▸ THE TASK
Pictures do not belong in the copy. Return all of the entries exactly.

Data items:

• • • •

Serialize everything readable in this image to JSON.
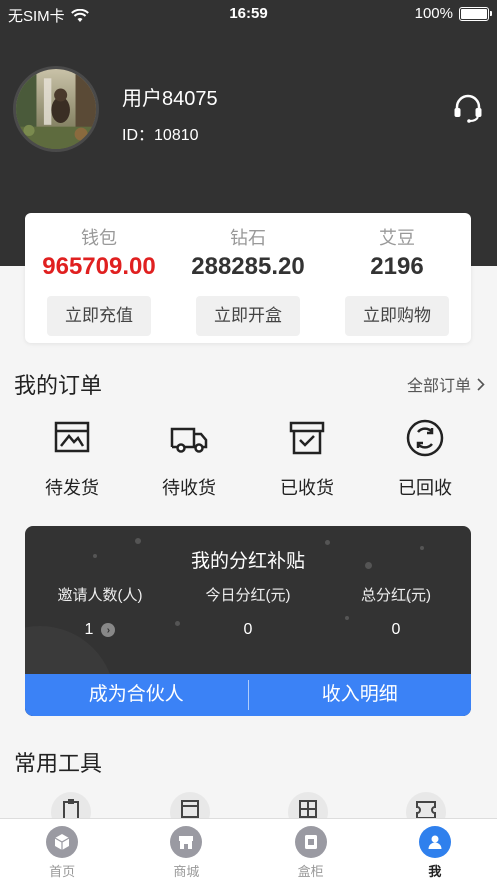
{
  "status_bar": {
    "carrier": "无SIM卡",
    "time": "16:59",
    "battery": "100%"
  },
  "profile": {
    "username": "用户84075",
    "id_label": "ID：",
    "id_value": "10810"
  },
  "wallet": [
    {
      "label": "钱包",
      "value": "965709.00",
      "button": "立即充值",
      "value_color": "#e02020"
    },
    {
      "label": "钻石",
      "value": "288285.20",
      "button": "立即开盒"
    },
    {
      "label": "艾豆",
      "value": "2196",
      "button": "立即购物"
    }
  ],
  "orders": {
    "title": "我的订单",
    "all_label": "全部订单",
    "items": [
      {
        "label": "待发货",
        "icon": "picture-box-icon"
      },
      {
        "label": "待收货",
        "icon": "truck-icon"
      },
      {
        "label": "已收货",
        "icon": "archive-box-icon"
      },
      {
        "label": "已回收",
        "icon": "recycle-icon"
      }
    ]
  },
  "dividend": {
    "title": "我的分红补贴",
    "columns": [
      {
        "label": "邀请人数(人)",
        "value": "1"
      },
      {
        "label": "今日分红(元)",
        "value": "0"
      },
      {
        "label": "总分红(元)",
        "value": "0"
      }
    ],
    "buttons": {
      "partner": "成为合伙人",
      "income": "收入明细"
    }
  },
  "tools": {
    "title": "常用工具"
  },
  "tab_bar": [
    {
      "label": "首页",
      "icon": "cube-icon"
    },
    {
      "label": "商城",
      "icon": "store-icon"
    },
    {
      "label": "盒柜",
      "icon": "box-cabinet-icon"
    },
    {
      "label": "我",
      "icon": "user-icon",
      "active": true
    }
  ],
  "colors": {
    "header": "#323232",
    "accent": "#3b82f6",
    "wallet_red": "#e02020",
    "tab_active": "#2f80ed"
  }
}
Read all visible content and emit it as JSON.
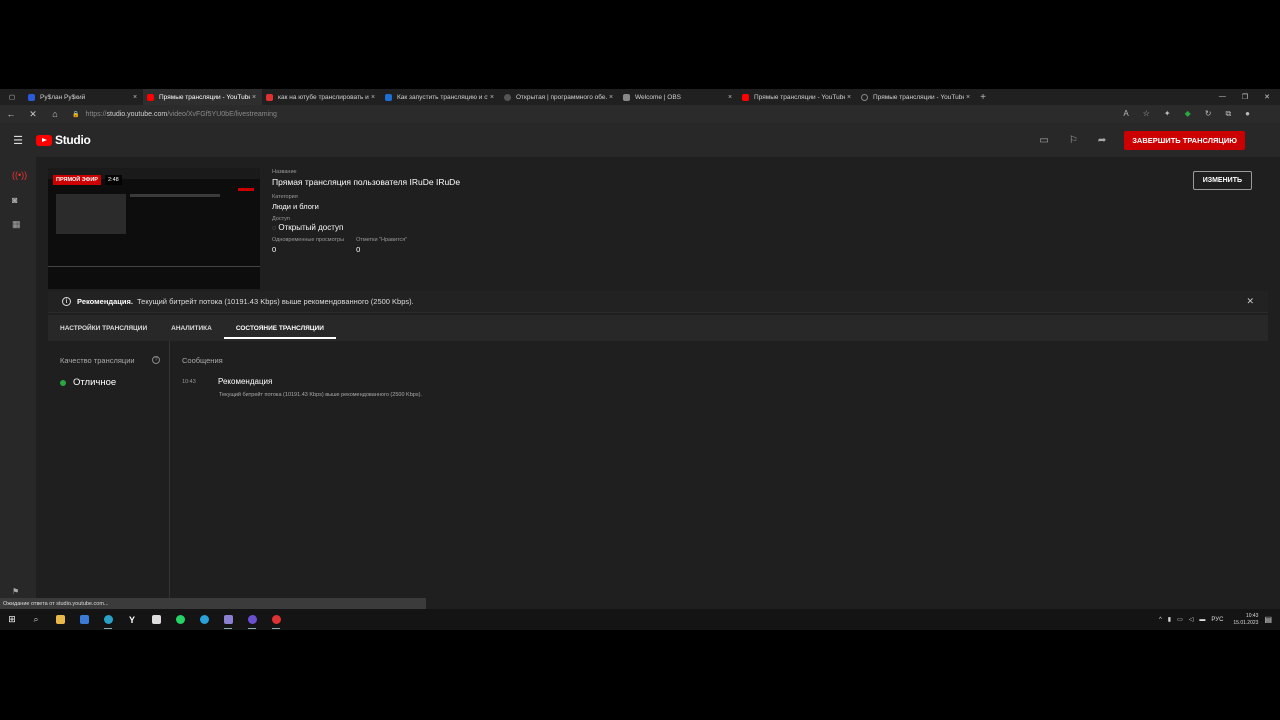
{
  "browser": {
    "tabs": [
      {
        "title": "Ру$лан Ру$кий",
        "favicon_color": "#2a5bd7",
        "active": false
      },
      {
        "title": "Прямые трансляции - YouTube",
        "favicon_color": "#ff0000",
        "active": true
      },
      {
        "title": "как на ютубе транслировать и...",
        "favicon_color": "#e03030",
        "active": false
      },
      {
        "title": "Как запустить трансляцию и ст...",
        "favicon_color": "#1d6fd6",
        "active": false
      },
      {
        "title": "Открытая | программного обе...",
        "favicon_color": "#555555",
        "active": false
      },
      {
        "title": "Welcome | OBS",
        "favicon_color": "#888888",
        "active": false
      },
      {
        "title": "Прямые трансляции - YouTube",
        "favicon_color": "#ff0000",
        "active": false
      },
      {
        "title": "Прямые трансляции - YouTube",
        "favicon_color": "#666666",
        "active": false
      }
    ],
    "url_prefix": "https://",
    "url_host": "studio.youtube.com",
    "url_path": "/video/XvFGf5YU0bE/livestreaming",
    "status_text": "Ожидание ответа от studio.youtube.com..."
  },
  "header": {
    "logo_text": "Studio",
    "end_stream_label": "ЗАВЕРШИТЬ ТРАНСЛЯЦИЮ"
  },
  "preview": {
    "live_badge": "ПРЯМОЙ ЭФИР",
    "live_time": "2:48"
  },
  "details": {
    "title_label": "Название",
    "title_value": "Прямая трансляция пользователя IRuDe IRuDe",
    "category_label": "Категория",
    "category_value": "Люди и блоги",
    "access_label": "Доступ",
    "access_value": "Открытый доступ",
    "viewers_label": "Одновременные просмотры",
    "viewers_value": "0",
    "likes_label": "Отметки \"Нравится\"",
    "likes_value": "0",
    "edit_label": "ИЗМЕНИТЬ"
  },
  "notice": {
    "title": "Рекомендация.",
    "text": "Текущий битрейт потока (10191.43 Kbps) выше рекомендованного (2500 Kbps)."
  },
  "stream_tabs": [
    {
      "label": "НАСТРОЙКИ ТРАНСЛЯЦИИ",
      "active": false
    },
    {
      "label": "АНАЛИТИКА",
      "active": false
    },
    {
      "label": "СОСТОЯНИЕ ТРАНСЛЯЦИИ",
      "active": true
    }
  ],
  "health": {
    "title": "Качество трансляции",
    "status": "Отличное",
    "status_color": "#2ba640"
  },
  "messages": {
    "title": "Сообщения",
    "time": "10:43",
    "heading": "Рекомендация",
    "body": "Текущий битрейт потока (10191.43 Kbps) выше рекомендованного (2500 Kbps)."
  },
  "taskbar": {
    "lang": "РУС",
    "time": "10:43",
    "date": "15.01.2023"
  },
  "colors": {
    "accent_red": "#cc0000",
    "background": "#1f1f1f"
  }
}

• • • •

▸ THE COMPLETED TASK
Serialize everything readable in this image to JSON.
{
  "status_bar": {
    "carrier": "无SIM卡",
    "time": "16:59",
    "battery": "100%"
  },
  "profile": {
    "username": "用户84075",
    "id_label": "ID：",
    "id_value": "10810"
  },
  "wallet": [
    {
      "label": "钱包",
      "value": "965709.00",
      "button": "立即充值",
      "value_color": "#e02020"
    },
    {
      "label": "钻石",
      "value": "288285.20",
      "button": "立即开盒"
    },
    {
      "label": "艾豆",
      "value": "2196",
      "button": "立即购物"
    }
  ],
  "orders": {
    "title": "我的订单",
    "all_label": "全部订单",
    "items": [
      {
        "label": "待发货",
        "icon": "picture-box-icon"
      },
      {
        "label": "待收货",
        "icon": "truck-icon"
      },
      {
        "label": "已收货",
        "icon": "archive-box-icon"
      },
      {
        "label": "已回收",
        "icon": "recycle-icon"
      }
    ]
  },
  "dividend": {
    "title": "我的分红补贴",
    "columns": [
      {
        "label": "邀请人数(人)",
        "value": "1"
      },
      {
        "label": "今日分红(元)",
        "value": "0"
      },
      {
        "label": "总分红(元)",
        "value": "0"
      }
    ],
    "buttons": {
      "partner": "成为合伙人",
      "income": "收入明细"
    }
  },
  "tools": {
    "title": "常用工具"
  },
  "tab_bar": [
    {
      "label": "首页",
      "icon": "cube-icon"
    },
    {
      "label": "商城",
      "icon": "store-icon"
    },
    {
      "label": "盒柜",
      "icon": "box-cabinet-icon"
    },
    {
      "label": "我",
      "icon": "user-icon",
      "active": true
    }
  ],
  "colors": {
    "header": "#323232",
    "accent": "#3b82f6",
    "wallet_red": "#e02020",
    "tab_active": "#2f80ed"
  }
}
Read all visible content and emit it as JSON.
{
  "browser": {
    "tabs": [
      {
        "title": "Ру$лан Ру$кий",
        "favicon_color": "#2a5bd7",
        "active": false
      },
      {
        "title": "Прямые трансляции - YouTube",
        "favicon_color": "#ff0000",
        "active": true
      },
      {
        "title": "как на ютубе транслировать и...",
        "favicon_color": "#e03030",
        "active": false
      },
      {
        "title": "Как запустить трансляцию и ст...",
        "favicon_color": "#1d6fd6",
        "active": false
      },
      {
        "title": "Открытая | программного обе...",
        "favicon_color": "#555555",
        "active": false
      },
      {
        "title": "Welcome | OBS",
        "favicon_color": "#888888",
        "active": false
      },
      {
        "title": "Прямые трансляции - YouTube",
        "favicon_color": "#ff0000",
        "active": false
      },
      {
        "title": "Прямые трансляции - YouTube",
        "favicon_color": "#666666",
        "active": false
      }
    ],
    "url_prefix": "https://",
    "url_host": "studio.youtube.com",
    "url_path": "/video/XvFGf5YU0bE/livestreaming",
    "status_text": "Ожидание ответа от studio.youtube.com..."
  },
  "header": {
    "logo_text": "Studio",
    "end_stream_label": "ЗАВЕРШИТЬ ТРАНСЛЯЦИЮ"
  },
  "preview": {
    "live_badge": "ПРЯМОЙ ЭФИР",
    "live_time": "2:48"
  },
  "details": {
    "title_label": "Название",
    "title_value": "Прямая трансляция пользователя IRuDe IRuDe",
    "category_label": "Категория",
    "category_value": "Люди и блоги",
    "access_label": "Доступ",
    "access_value": "Открытый доступ",
    "viewers_label": "Одновременные просмотры",
    "viewers_value": "0",
    "likes_label": "Отметки \"Нравится\"",
    "likes_value": "0",
    "edit_label": "ИЗМЕНИТЬ"
  },
  "notice": {
    "title": "Рекомендация.",
    "text": "Текущий битрейт потока (10191.43 Kbps) выше рекомендованного (2500 Kbps)."
  },
  "stream_tabs": [
    {
      "label": "НАСТРОЙКИ ТРАНСЛЯЦИИ",
      "active": false
    },
    {
      "label": "АНАЛИТИКА",
      "active": false
    },
    {
      "label": "СОСТОЯНИЕ ТРАНСЛЯЦИИ",
      "active": true
    }
  ],
  "health": {
    "title": "Качество трансляции",
    "status": "Отличное",
    "status_color": "#2ba640"
  },
  "messages": {
    "title": "Сообщения",
    "time": "10:43",
    "heading": "Рекомендация",
    "body": "Текущий битрейт потока (10191.43 Kbps) выше рекомендованного (2500 Kbps)."
  },
  "taskbar": {
    "lang": "РУС",
    "time": "10:43",
    "date": "15.01.2023"
  },
  "colors": {
    "accent_red": "#cc0000",
    "background": "#1f1f1f"
  }
}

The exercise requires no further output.